**Records for processing:**
* * * *
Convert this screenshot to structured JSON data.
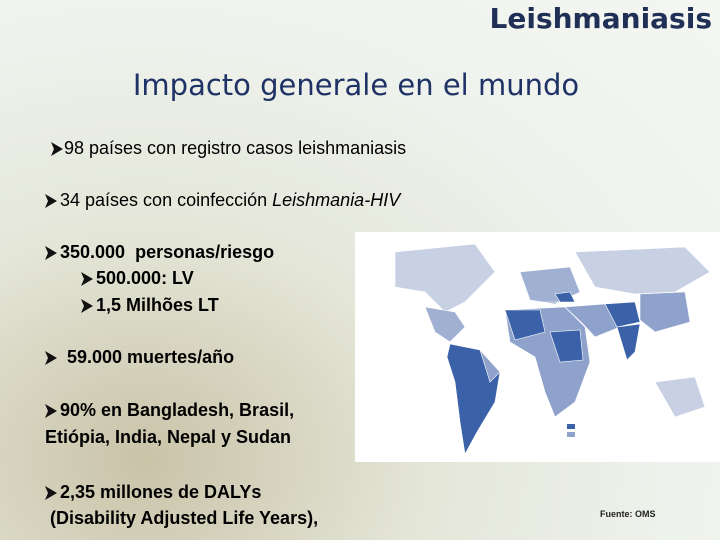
{
  "header": {
    "title": "Leishmaniasis",
    "subtitle": "Impacto generale en el mundo"
  },
  "bullets": [
    {
      "text": "98 países con registro casos leishmaniasis"
    },
    {
      "text": "34 países con coinfección ",
      "italic": "Leishmania-HIV"
    },
    {
      "text": "350.000  personas/riesgo",
      "sub": [
        "500.000: LV",
        "1,5 Milhões LT"
      ]
    },
    {
      "text": " 59.000 muertes/año"
    },
    {
      "lines": [
        "90% en Bangladesh, Brasil,",
        "Etiópia, India, Nepal y Sudan"
      ]
    },
    {
      "lines": [
        "2,35 millones de DALYs",
        " (Disability Adjusted Life Years),"
      ]
    }
  ],
  "map": {
    "source": "Fuente: OMS"
  }
}
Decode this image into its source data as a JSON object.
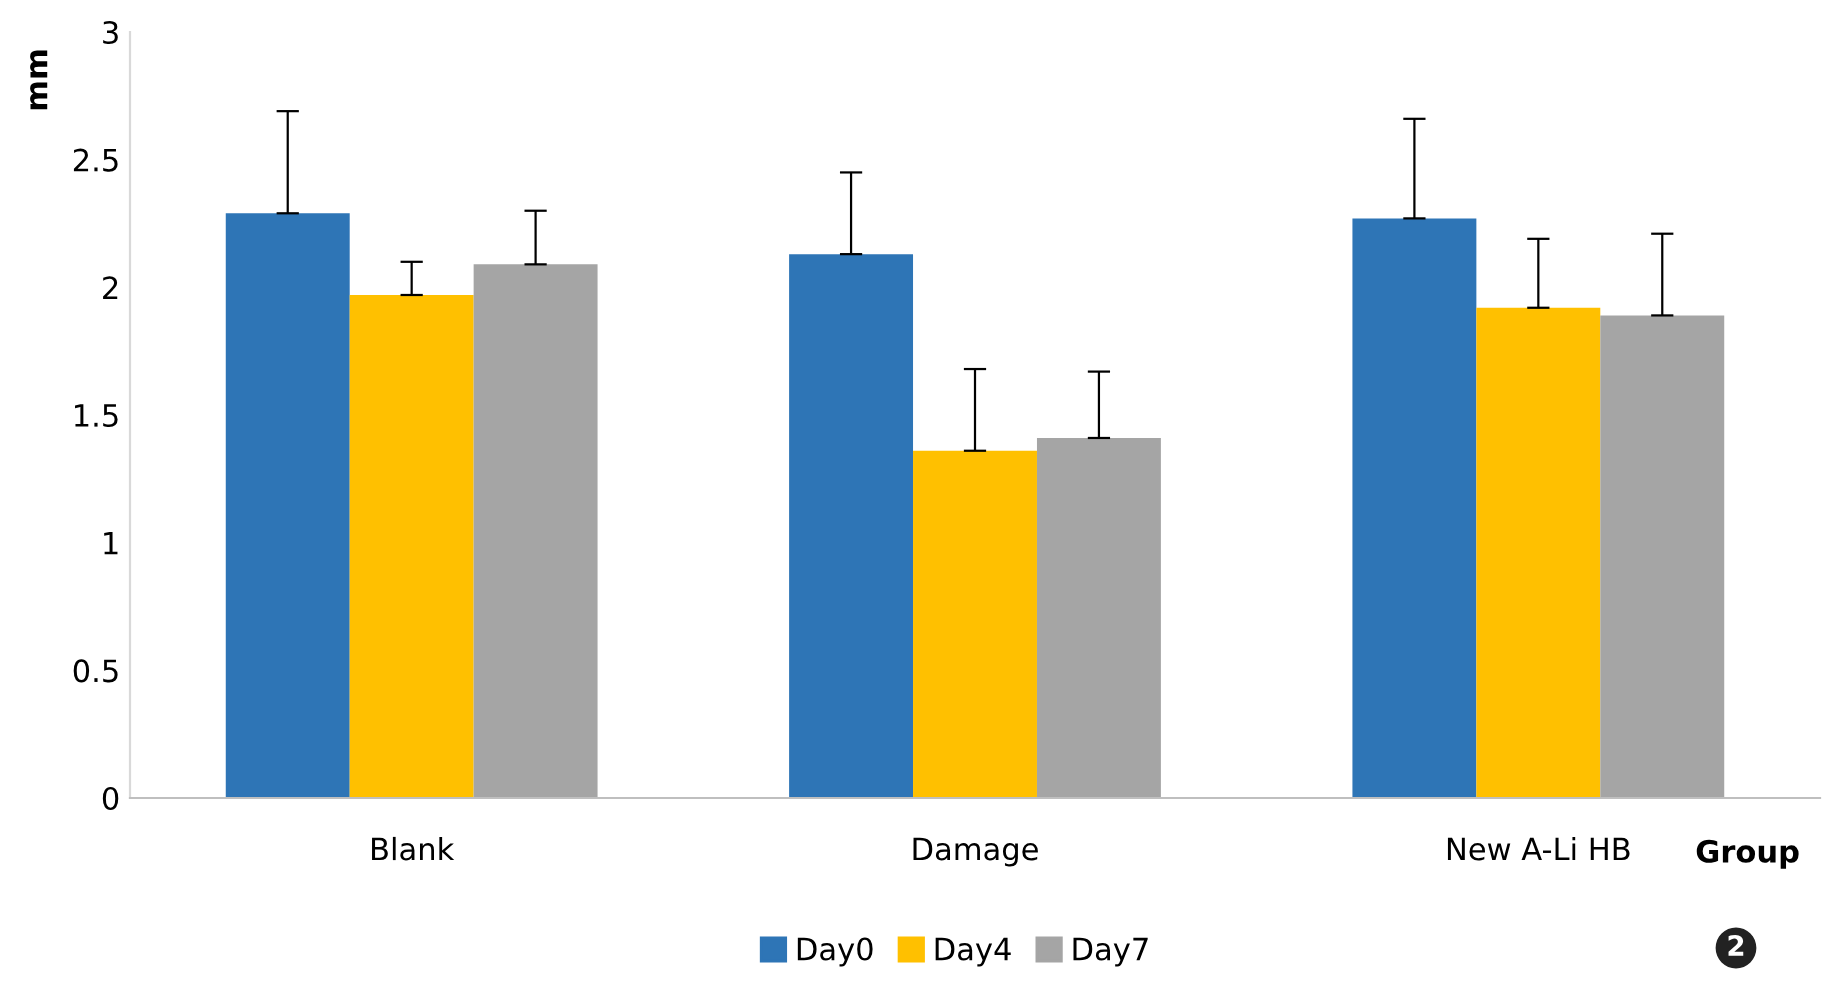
{
  "chart_data": {
    "type": "bar",
    "ylabel": "mm",
    "xlabel": "Group",
    "categories": [
      "Blank",
      "Damage",
      "New A-Li HB"
    ],
    "series": [
      {
        "name": "Day0",
        "color": "#2e75b6",
        "values": [
          2.29,
          2.13,
          2.27
        ],
        "errors": [
          [
            2.29,
            2.69
          ],
          [
            2.13,
            2.45
          ],
          [
            2.27,
            2.66
          ]
        ]
      },
      {
        "name": "Day4",
        "color": "#ffc000",
        "values": [
          1.97,
          1.36,
          1.92
        ],
        "errors": [
          [
            1.97,
            2.1
          ],
          [
            1.36,
            1.68
          ],
          [
            1.92,
            2.19
          ]
        ]
      },
      {
        "name": "Day7",
        "color": "#a5a5a5",
        "values": [
          2.09,
          1.41,
          1.89
        ],
        "errors": [
          [
            2.09,
            2.3
          ],
          [
            1.41,
            1.67
          ],
          [
            1.89,
            2.21
          ]
        ]
      }
    ],
    "ylim": [
      0,
      3
    ],
    "yticks": [
      0,
      0.5,
      1,
      1.5,
      2,
      2.5,
      3
    ],
    "grid": false,
    "legend": "bottom",
    "annotations": [
      "2"
    ]
  }
}
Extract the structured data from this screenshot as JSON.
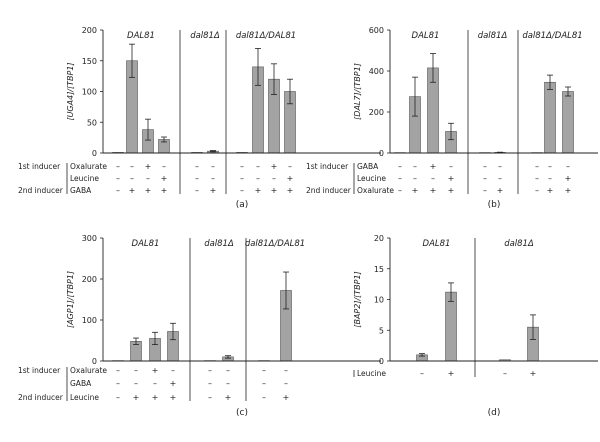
{
  "chart_data": [
    {
      "type": "bar",
      "panel_label": "(a)",
      "ylabel": "[UGA4]/[TBP1]",
      "ylim": [
        0,
        200
      ],
      "yticks": [
        "0",
        "50",
        "100",
        "150",
        "200"
      ],
      "groups": [
        {
          "label": "DAL81",
          "values": [
            1,
            150,
            38,
            22
          ],
          "errors": [
            0,
            27,
            17,
            4
          ]
        },
        {
          "label": "dal81Δ",
          "values": [
            1,
            3
          ],
          "errors": [
            0,
            1
          ]
        },
        {
          "label": "dal81Δ/DAL81",
          "values": [
            1,
            140,
            120,
            100
          ],
          "errors": [
            0,
            30,
            25,
            20
          ]
        }
      ],
      "conditions": [
        {
          "title": "1st inducer",
          "label": "Oxalurate",
          "signs": [
            [
              "–",
              "–",
              "+",
              "–"
            ],
            [
              "–",
              "–"
            ],
            [
              "–",
              "–",
              "+",
              "–"
            ]
          ]
        },
        {
          "title": "",
          "label": "Leucine",
          "signs": [
            [
              "–",
              "–",
              "–",
              "+"
            ],
            [
              "–",
              "–"
            ],
            [
              "–",
              "–",
              "–",
              "+"
            ]
          ]
        },
        {
          "title": "2nd inducer",
          "label": "GABA",
          "signs": [
            [
              "–",
              "+",
              "+",
              "+"
            ],
            [
              "–",
              "+"
            ],
            [
              "–",
              "+",
              "+",
              "+"
            ]
          ]
        }
      ]
    },
    {
      "type": "bar",
      "panel_label": "(b)",
      "ylabel": "[DAL7]/[TBP1]",
      "ylim": [
        0,
        600
      ],
      "yticks": [
        "0",
        "200",
        "400",
        "600"
      ],
      "groups": [
        {
          "label": "DAL81",
          "values": [
            2,
            275,
            415,
            105
          ],
          "errors": [
            0,
            95,
            70,
            40
          ]
        },
        {
          "label": "dal81Δ",
          "values": [
            2,
            3
          ],
          "errors": [
            0,
            1
          ]
        },
        {
          "label": "dal81Δ/DAL81",
          "values": [
            2,
            345,
            300
          ],
          "errors": [
            0,
            35,
            22
          ]
        }
      ],
      "conditions": [
        {
          "title": "1st inducer",
          "label": "GABA",
          "signs": [
            [
              "–",
              "–",
              "+",
              "–"
            ],
            [
              "–",
              "–"
            ],
            [
              "–",
              "–",
              "–"
            ]
          ]
        },
        {
          "title": "",
          "label": "Leucine",
          "signs": [
            [
              "–",
              "–",
              "–",
              "+"
            ],
            [
              "–",
              "–"
            ],
            [
              "–",
              "–",
              "+"
            ]
          ]
        },
        {
          "title": "2nd inducer",
          "label": "Oxalurate",
          "signs": [
            [
              "–",
              "+",
              "+",
              "+"
            ],
            [
              "–",
              "+"
            ],
            [
              "–",
              "+",
              "+"
            ]
          ]
        }
      ]
    },
    {
      "type": "bar",
      "panel_label": "(c)",
      "ylabel": "[AGP1]/[TBP1]",
      "ylim": [
        0,
        300
      ],
      "yticks": [
        "0",
        "100",
        "200",
        "300"
      ],
      "groups": [
        {
          "label": "DAL81",
          "values": [
            1,
            48,
            55,
            72
          ],
          "errors": [
            0,
            8,
            15,
            20
          ]
        },
        {
          "label": "dal81Δ",
          "values": [
            1,
            10
          ],
          "errors": [
            0,
            3
          ]
        },
        {
          "label": "dal81Δ/DAL81",
          "values": [
            1,
            172
          ],
          "errors": [
            0,
            45
          ]
        }
      ],
      "conditions": [
        {
          "title": "1st inducer",
          "label": "Oxalurate",
          "signs": [
            [
              "–",
              "–",
              "+",
              "–"
            ],
            [
              "–",
              "–"
            ],
            [
              "–",
              "–"
            ]
          ]
        },
        {
          "title": "",
          "label": "GABA",
          "signs": [
            [
              "–",
              "–",
              "–",
              "+"
            ],
            [
              "–",
              "–"
            ],
            [
              "–",
              "–"
            ]
          ]
        },
        {
          "title": "2nd inducer",
          "label": "Leucine",
          "signs": [
            [
              "–",
              "+",
              "+",
              "+"
            ],
            [
              "–",
              "+"
            ],
            [
              "–",
              "+"
            ]
          ]
        }
      ]
    },
    {
      "type": "bar",
      "panel_label": "(d)",
      "ylabel": "[BAP2]/[TBP1]",
      "ylim": [
        0,
        20
      ],
      "yticks": [
        "0",
        "5",
        "10",
        "15",
        "20"
      ],
      "groups": [
        {
          "label": "DAL81",
          "values": [
            1,
            11.2
          ],
          "errors": [
            0.2,
            1.5
          ]
        },
        {
          "label": "dal81Δ",
          "values": [
            0.2,
            5.5
          ],
          "errors": [
            0,
            2
          ]
        }
      ],
      "conditions": [
        {
          "title": "",
          "label": "Leucine",
          "signs": [
            [
              "–",
              "+"
            ],
            [
              "–",
              "+"
            ]
          ]
        }
      ]
    }
  ],
  "colors": {
    "bar": "#a3a3a3",
    "axis": "#222222"
  }
}
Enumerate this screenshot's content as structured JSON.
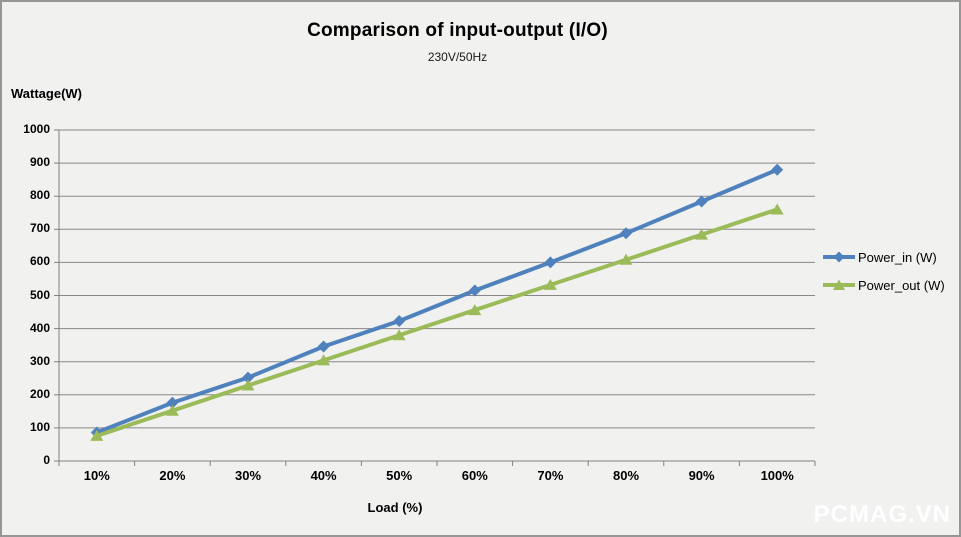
{
  "watermark": {
    "text": "PCMAG.VN"
  },
  "chart_data": {
    "type": "line",
    "title": "Comparison of input-output (I/O)",
    "subtitle": "230V/50Hz",
    "xlabel": "Load (%)",
    "ylabel": "Wattage(W)",
    "categories": [
      "10%",
      "20%",
      "30%",
      "40%",
      "50%",
      "60%",
      "70%",
      "80%",
      "90%",
      "100%"
    ],
    "yticks": [
      0,
      100,
      200,
      300,
      400,
      500,
      600,
      700,
      800,
      900,
      1000
    ],
    "ylim": [
      0,
      1000
    ],
    "grid": "horizontal",
    "grid_color": "#878787",
    "axis_color": "#808080",
    "background_color": "#f1f1f0",
    "legend_position": "right",
    "series": [
      {
        "name": "Power_in (W)",
        "color": "#4f81bd",
        "marker": "diamond",
        "values": [
          86,
          176,
          252,
          346,
          423,
          515,
          600,
          688,
          784,
          880
        ]
      },
      {
        "name": "Power_out (W)",
        "color": "#9bbb59",
        "marker": "triangle",
        "values": [
          76,
          152,
          228,
          304,
          380,
          456,
          532,
          608,
          684,
          760
        ]
      }
    ]
  }
}
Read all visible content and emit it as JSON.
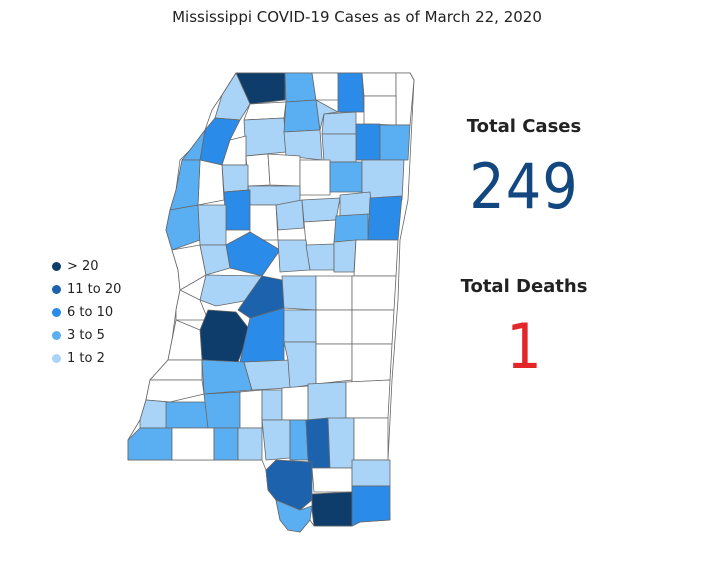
{
  "title": "Mississippi COVID-19 Cases as of March 22, 2020",
  "legend": [
    {
      "label": "> 20",
      "color": "#0e3c6b"
    },
    {
      "label": "11 to 20",
      "color": "#1c62ad"
    },
    {
      "label": "6 to 10",
      "color": "#2b8be8"
    },
    {
      "label": "3 to 5",
      "color": "#5aaff2"
    },
    {
      "label": "1 to 2",
      "color": "#a9d3f7"
    }
  ],
  "stats": {
    "cases_label": "Total Cases",
    "cases_value": "249",
    "deaths_label": "Total Deaths",
    "deaths_value": "1"
  },
  "colors": {
    "no_cases": "#ffffff",
    "border": "#666666"
  }
}
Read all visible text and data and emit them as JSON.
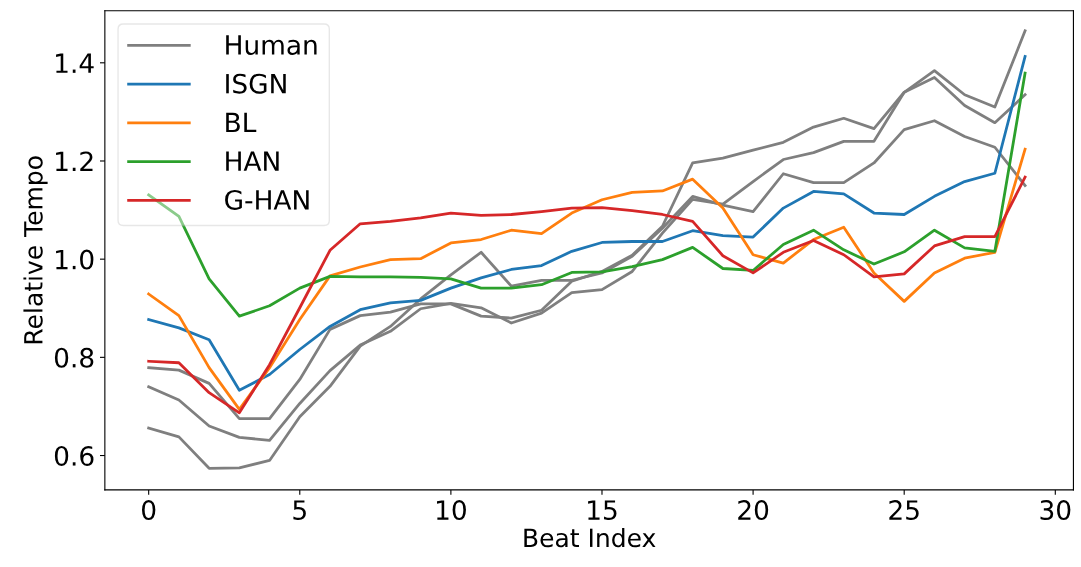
{
  "chart_data": {
    "type": "line",
    "xlabel": "Beat Index",
    "ylabel": "Relative Tempo",
    "x": [
      0,
      1,
      2,
      3,
      4,
      5,
      6,
      7,
      8,
      9,
      10,
      11,
      12,
      13,
      14,
      15,
      16,
      17,
      18,
      19,
      20,
      21,
      22,
      23,
      24,
      25,
      26,
      27,
      28,
      29
    ],
    "series": [
      {
        "name": "Human",
        "color": "#7f7f7f",
        "values": [
          0.779,
          0.774,
          0.747,
          0.675,
          0.675,
          0.755,
          0.857,
          0.885,
          0.892,
          0.909,
          0.909,
          0.884,
          0.88,
          0.896,
          0.955,
          0.975,
          1.008,
          1.067,
          1.196,
          1.206,
          1.222,
          1.238,
          1.269,
          1.287,
          1.266,
          1.34,
          1.384,
          1.335,
          1.31,
          1.465
        ]
      },
      {
        "color": "#7f7f7f",
        "values": [
          0.74,
          0.713,
          0.66,
          0.637,
          0.631,
          0.706,
          0.773,
          0.825,
          0.853,
          0.899,
          0.91,
          0.901,
          0.87,
          0.89,
          0.932,
          0.938,
          0.975,
          1.053,
          1.122,
          1.112,
          1.158,
          1.203,
          1.217,
          1.24,
          1.24,
          1.34,
          1.37,
          1.313,
          1.278,
          1.335
        ]
      },
      {
        "color": "#7f7f7f",
        "values": [
          0.656,
          0.638,
          0.574,
          0.575,
          0.59,
          0.679,
          0.741,
          0.823,
          0.863,
          0.919,
          0.968,
          1.014,
          0.945,
          0.957,
          0.957,
          0.972,
          1.006,
          1.063,
          1.128,
          1.11,
          1.097,
          1.174,
          1.156,
          1.156,
          1.196,
          1.264,
          1.282,
          1.25,
          1.228,
          1.15
        ]
      },
      {
        "name": "ISGN",
        "color": "#1f77b4",
        "values": [
          0.877,
          0.86,
          0.836,
          0.733,
          0.765,
          0.816,
          0.863,
          0.897,
          0.911,
          0.916,
          0.941,
          0.962,
          0.979,
          0.987,
          1.016,
          1.034,
          1.036,
          1.036,
          1.058,
          1.048,
          1.045,
          1.104,
          1.138,
          1.133,
          1.094,
          1.091,
          1.128,
          1.158,
          1.175,
          1.413
        ]
      },
      {
        "name": "BL",
        "color": "#ff7f0e",
        "values": [
          0.929,
          0.885,
          0.779,
          0.694,
          0.779,
          0.877,
          0.966,
          0.984,
          0.999,
          1.001,
          1.033,
          1.04,
          1.059,
          1.052,
          1.094,
          1.121,
          1.136,
          1.139,
          1.163,
          1.104,
          1.009,
          0.992,
          1.04,
          1.065,
          0.972,
          0.914,
          0.972,
          1.002,
          1.014,
          1.224
        ]
      },
      {
        "name": "HAN",
        "color": "#2ca02c",
        "values": [
          1.131,
          1.087,
          0.96,
          0.884,
          0.905,
          0.941,
          0.965,
          0.964,
          0.964,
          0.963,
          0.96,
          0.941,
          0.941,
          0.948,
          0.973,
          0.974,
          0.985,
          0.999,
          1.024,
          0.981,
          0.977,
          1.03,
          1.059,
          1.019,
          0.99,
          1.015,
          1.059,
          1.023,
          1.016,
          1.379
        ]
      },
      {
        "name": "G-HAN",
        "color": "#d62728",
        "values": [
          0.792,
          0.789,
          0.728,
          0.687,
          0.785,
          0.901,
          1.018,
          1.072,
          1.077,
          1.084,
          1.094,
          1.089,
          1.091,
          1.097,
          1.104,
          1.105,
          1.099,
          1.091,
          1.077,
          1.007,
          0.972,
          1.014,
          1.038,
          1.009,
          0.964,
          0.97,
          1.027,
          1.046,
          1.046,
          1.167
        ]
      }
    ],
    "xlim": [
      -1.45,
      30.6
    ],
    "xticks": [
      0,
      5,
      10,
      15,
      20,
      25,
      30
    ],
    "ylim": [
      0.53,
      1.506
    ],
    "yticks": [
      0.6,
      0.8,
      {
        "value": 1.0,
        "label": "1.0"
      },
      1.2,
      1.4
    ],
    "grid": false,
    "legend": "top left"
  }
}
* * * *
Show every line where the string "Total" appears.

    "cases_label": "Total Cases",
    "deaths_label": "Total Deaths",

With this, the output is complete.